__TASK PROMPT__:
Output every line of the rows below as a Markdown table with two columns, Index for the line number and Line for the line's text. Leave out blank lines.

— Begin —

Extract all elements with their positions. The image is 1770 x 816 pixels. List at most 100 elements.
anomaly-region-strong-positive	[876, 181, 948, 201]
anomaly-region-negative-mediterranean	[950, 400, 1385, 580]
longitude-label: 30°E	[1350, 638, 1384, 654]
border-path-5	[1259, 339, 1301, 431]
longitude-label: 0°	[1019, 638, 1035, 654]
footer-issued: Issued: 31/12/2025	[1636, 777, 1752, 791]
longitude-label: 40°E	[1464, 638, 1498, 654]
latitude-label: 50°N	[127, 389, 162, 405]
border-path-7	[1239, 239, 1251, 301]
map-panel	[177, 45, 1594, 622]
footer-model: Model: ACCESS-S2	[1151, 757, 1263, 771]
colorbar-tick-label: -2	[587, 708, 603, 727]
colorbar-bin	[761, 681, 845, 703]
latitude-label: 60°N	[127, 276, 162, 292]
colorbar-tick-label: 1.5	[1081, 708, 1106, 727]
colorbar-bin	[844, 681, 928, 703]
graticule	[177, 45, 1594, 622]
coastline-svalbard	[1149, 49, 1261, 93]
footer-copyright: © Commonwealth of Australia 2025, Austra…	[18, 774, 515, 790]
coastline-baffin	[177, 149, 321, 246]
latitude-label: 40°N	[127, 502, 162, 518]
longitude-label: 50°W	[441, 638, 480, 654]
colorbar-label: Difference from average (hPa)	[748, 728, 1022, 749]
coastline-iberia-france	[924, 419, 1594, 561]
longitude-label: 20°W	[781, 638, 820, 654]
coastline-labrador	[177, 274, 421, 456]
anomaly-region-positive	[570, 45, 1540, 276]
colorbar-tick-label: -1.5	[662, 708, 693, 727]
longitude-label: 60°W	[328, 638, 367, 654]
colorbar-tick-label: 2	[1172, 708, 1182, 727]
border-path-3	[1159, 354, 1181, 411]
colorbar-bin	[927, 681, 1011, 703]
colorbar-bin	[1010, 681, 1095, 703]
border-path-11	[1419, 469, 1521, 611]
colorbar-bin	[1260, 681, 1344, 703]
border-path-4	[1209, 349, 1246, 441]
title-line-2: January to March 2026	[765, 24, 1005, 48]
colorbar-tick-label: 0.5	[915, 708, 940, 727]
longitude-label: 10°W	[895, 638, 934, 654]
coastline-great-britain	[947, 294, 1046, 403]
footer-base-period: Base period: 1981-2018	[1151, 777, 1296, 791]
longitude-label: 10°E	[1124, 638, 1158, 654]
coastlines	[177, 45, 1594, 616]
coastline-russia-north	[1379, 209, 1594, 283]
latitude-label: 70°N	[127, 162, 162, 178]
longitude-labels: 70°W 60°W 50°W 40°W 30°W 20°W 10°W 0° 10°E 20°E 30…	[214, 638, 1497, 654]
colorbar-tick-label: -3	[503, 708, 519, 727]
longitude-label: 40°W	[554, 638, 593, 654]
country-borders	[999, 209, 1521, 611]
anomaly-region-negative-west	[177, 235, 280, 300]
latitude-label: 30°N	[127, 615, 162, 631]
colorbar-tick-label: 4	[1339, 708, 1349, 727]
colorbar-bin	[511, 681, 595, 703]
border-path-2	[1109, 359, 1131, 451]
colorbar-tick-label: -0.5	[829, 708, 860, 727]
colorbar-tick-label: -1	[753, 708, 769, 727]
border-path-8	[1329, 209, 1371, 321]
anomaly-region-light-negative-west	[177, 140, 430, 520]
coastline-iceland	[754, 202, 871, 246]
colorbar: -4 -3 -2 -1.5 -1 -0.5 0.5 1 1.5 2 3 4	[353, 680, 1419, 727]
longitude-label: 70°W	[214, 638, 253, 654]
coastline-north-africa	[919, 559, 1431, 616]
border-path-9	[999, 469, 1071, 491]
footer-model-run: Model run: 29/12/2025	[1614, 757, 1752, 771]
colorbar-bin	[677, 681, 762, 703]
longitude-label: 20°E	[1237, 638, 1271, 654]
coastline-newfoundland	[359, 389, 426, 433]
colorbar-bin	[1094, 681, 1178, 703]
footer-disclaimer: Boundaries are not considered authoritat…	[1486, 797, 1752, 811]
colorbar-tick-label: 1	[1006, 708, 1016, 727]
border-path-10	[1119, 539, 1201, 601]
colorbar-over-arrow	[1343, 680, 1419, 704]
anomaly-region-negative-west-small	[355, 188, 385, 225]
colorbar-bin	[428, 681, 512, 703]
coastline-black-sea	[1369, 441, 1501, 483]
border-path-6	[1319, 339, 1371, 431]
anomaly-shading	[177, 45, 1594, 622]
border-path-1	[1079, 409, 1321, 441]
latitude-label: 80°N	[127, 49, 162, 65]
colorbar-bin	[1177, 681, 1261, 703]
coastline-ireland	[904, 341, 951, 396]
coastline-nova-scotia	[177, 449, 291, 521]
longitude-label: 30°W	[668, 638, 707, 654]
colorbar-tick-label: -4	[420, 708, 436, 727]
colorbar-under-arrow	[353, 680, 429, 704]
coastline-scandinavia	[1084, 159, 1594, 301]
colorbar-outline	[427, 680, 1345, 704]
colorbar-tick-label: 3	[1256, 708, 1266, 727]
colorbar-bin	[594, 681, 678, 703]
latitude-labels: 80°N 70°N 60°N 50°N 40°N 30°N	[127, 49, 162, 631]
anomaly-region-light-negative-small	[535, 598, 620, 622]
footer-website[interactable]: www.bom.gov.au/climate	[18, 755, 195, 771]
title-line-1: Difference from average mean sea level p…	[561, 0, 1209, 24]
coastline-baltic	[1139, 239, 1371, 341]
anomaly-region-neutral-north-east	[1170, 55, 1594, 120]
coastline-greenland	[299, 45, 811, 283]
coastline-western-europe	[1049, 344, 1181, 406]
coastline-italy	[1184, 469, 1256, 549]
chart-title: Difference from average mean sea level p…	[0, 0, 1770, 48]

— End —

__EXERCISE RESULT__:
| Index | Line |
|---|---|
| 1 | Extract all elements with their positions. The image is 1770 x 816 pixels. List at most 100 elements. |
| 2 | anomaly-region-strong-positive	[876, 181, 948, 201] |
| 3 | anomaly-region-negative-mediterranean	[950, 400, 1385, 580] |
| 4 | longitude-label: 30°E	[1350, 638, 1384, 654] |
| 5 | border-path-5	[1259, 339, 1301, 431] |
| 6 | longitude-label: 0°	[1019, 638, 1035, 654] |
| 7 | footer-issued: Issued: 31/12/2025	[1636, 777, 1752, 791] |
| 8 | longitude-label: 40°E	[1464, 638, 1498, 654] |
| 9 | latitude-label: 50°N	[127, 389, 162, 405] |
| 10 | border-path-7	[1239, 239, 1251, 301] |
| 11 | map-panel	[177, 45, 1594, 622] |
| 12 | footer-model: Model: ACCESS-S2	[1151, 757, 1263, 771] |
| 13 | colorbar-tick-label: -2	[587, 708, 603, 727] |
| 14 | colorbar-bin	[761, 681, 845, 703] |
| 15 | latitude-label: 60°N	[127, 276, 162, 292] |
| 16 | colorbar-tick-label: 1.5	[1081, 708, 1106, 727] |
| 17 | colorbar-bin	[844, 681, 928, 703] |
| 18 | graticule	[177, 45, 1594, 622] |
| 19 | coastline-svalbard	[1149, 49, 1261, 93] |
| 20 | footer-copyright: © Commonwealth of Australia 2025, Austra…	[18, 774, 515, 790] |
| 21 | coastline-baffin	[177, 149, 321, 246] |
| 22 | latitude-label: 40°N	[127, 502, 162, 518] |
| 23 | longitude-label: 50°W	[441, 638, 480, 654] |
| 24 | colorbar-label: Difference from average (hPa)	[748, 728, 1022, 749] |
| 25 | coastline-iberia-france	[924, 419, 1594, 561] |
| 26 | longitude-label: 20°W	[781, 638, 820, 654] |
| 27 | coastline-labrador	[177, 274, 421, 456] |
| 28 | anomaly-region-positive	[570, 45, 1540, 276] |
| 29 | colorbar-tick-label: -1.5	[662, 708, 693, 727] |
| 30 | longitude-label: 60°W	[328, 638, 367, 654] |
| 31 | colorbar-tick-label: 2	[1172, 708, 1182, 727] |
| 32 | border-path-3	[1159, 354, 1181, 411] |
| 33 | colorbar-bin	[927, 681, 1011, 703] |
| 34 | colorbar-bin	[1010, 681, 1095, 703] |
| 35 | border-path-11	[1419, 469, 1521, 611] |
| 36 | colorbar-bin	[1260, 681, 1344, 703] |
| 37 | border-path-4	[1209, 349, 1246, 441] |
| 38 | title-line-2: January to March 2026	[765, 24, 1005, 48] |
| 39 | colorbar-tick-label: 0.5	[915, 708, 940, 727] |
| 40 | longitude-label: 10°W	[895, 638, 934, 654] |
| 41 | coastline-great-britain	[947, 294, 1046, 403] |
| 42 | footer-base-period: Base period: 1981-2018	[1151, 777, 1296, 791] |
| 43 | longitude-label: 10°E	[1124, 638, 1158, 654] |
| 44 | coastlines	[177, 45, 1594, 616] |
| 45 | coastline-russia-north	[1379, 209, 1594, 283] |
| 46 | latitude-label: 70°N	[127, 162, 162, 178] |
| 47 | longitude-labels: 70°W 60°W 50°W 40°W 30°W 20°W 10°W 0° 10°E 20°E 30…	[214, 638, 1497, 654] |
| 48 | colorbar-tick-label: -3	[503, 708, 519, 727] |
| 49 | longitude-label: 40°W	[554, 638, 593, 654] |
| 50 | country-borders	[999, 209, 1521, 611] |
| 51 | anomaly-region-negative-west	[177, 235, 280, 300] |
| 52 | latitude-label: 30°N	[127, 615, 162, 631] |
| 53 | colorbar-tick-label: 4	[1339, 708, 1349, 727] |
| 54 | colorbar-bin	[511, 681, 595, 703] |
| 55 | border-path-2	[1109, 359, 1131, 451] |
| 56 | colorbar-tick-label: -0.5	[829, 708, 860, 727] |
| 57 | colorbar-tick-label: -1	[753, 708, 769, 727] |
| 58 | border-path-8	[1329, 209, 1371, 321] |
| 59 | anomaly-region-light-negative-west	[177, 140, 430, 520] |
| 60 | coastline-iceland	[754, 202, 871, 246] |
| 61 | colorbar: -4 -3 -2 -1.5 -1 -0.5 0.5 1 1.5 2 3 4	[353, 680, 1419, 727] |
| 62 | longitude-label: 70°W	[214, 638, 253, 654] |
| 63 | coastline-north-africa	[919, 559, 1431, 616] |
| 64 | border-path-9	[999, 469, 1071, 491] |
| 65 | footer-model-run: Model run: 29/12/2025	[1614, 757, 1752, 771] |
| 66 | colorbar-bin	[677, 681, 762, 703] |
| 67 | longitude-label: 20°E	[1237, 638, 1271, 654] |
| 68 | coastline-newfoundland	[359, 389, 426, 433] |
| 69 | colorbar-bin	[1094, 681, 1178, 703] |
| 70 | footer-disclaimer: Boundaries are not considered authoritat…	[1486, 797, 1752, 811] |
| 71 | colorbar-tick-label: 1	[1006, 708, 1016, 727] |
| 72 | border-path-10	[1119, 539, 1201, 601] |
| 73 | colorbar-over-arrow	[1343, 680, 1419, 704] |
| 74 | anomaly-region-negative-west-small	[355, 188, 385, 225] |
| 75 | colorbar-bin	[428, 681, 512, 703] |
| 76 | coastline-black-sea	[1369, 441, 1501, 483] |
| 77 | border-path-6	[1319, 339, 1371, 431] |
| 78 | anomaly-shading	[177, 45, 1594, 622] |
| 79 | border-path-1	[1079, 409, 1321, 441] |
| 80 | latitude-label: 80°N	[127, 49, 162, 65] |
| 81 | colorbar-bin	[1177, 681, 1261, 703] |
| 82 | coastline-ireland	[904, 341, 951, 396] |
| 83 | coastline-nova-scotia	[177, 449, 291, 521] |
| 84 | longitude-label: 30°W	[668, 638, 707, 654] |
| 85 | colorbar-tick-label: -4	[420, 708, 436, 727] |
| 86 | colorbar-under-arrow	[353, 680, 429, 704] |
| 87 | coastline-scandinavia	[1084, 159, 1594, 301] |
| 88 | colorbar-outline	[427, 680, 1345, 704] |
| 89 | colorbar-tick-label: 3	[1256, 708, 1266, 727] |
| 90 | colorbar-bin	[594, 681, 678, 703] |
| 91 | latitude-labels: 80°N 70°N 60°N 50°N 40°N 30°N	[127, 49, 162, 631] |
| 92 | anomaly-region-light-negative-small	[535, 598, 620, 622] |
| 93 | footer-website[interactable]: www.bom.gov.au/climate	[18, 755, 195, 771] |
| 94 | title-line-1: Difference from average mean sea level p…	[561, 0, 1209, 24] |
| 95 | coastline-baltic	[1139, 239, 1371, 341] |
| 96 | anomaly-region-neutral-north-east	[1170, 55, 1594, 120] |
| 97 | coastline-greenland	[299, 45, 811, 283] |
| 98 | coastline-western-europe	[1049, 344, 1181, 406] |
| 99 | coastline-italy	[1184, 469, 1256, 549] |
| 100 | chart-title: Difference from average mean sea level p…	[0, 0, 1770, 48] |